> _Goal_: Tally the lines of the data that include the word "title" and state the total, nothing else.

(Dataset excerpt)
--- start ---
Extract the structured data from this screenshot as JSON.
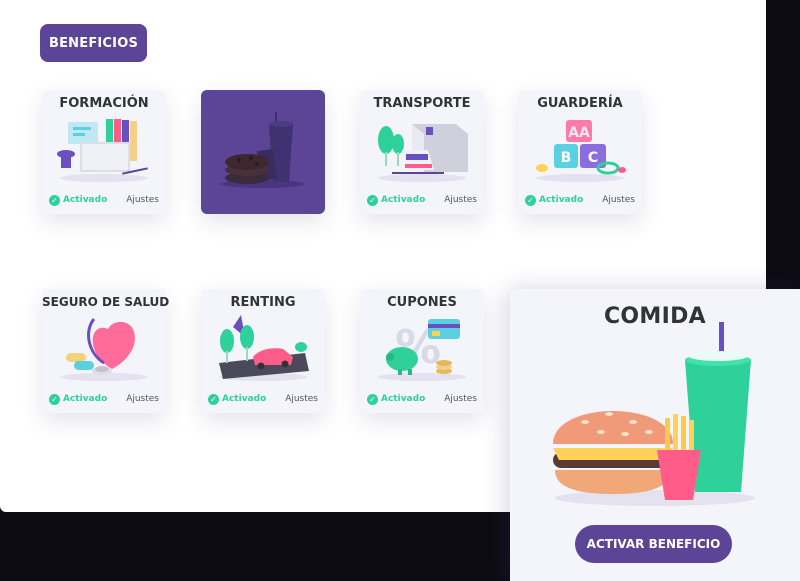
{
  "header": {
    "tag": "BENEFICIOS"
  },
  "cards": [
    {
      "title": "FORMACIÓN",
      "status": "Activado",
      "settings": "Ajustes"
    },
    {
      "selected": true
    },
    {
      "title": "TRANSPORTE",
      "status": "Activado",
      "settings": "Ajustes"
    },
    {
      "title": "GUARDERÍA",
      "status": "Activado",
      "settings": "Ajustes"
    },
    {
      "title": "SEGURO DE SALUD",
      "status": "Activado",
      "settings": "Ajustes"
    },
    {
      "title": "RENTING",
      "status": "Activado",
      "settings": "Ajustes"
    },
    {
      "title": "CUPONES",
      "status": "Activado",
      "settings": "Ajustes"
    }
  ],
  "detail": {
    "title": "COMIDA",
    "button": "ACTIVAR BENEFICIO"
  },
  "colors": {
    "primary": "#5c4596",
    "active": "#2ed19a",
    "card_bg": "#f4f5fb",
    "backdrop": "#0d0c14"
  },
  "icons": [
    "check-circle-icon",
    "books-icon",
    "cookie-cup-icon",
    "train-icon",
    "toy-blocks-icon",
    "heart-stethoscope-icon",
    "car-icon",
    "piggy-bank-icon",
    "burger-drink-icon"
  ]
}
--- end ---
> _Response_: 7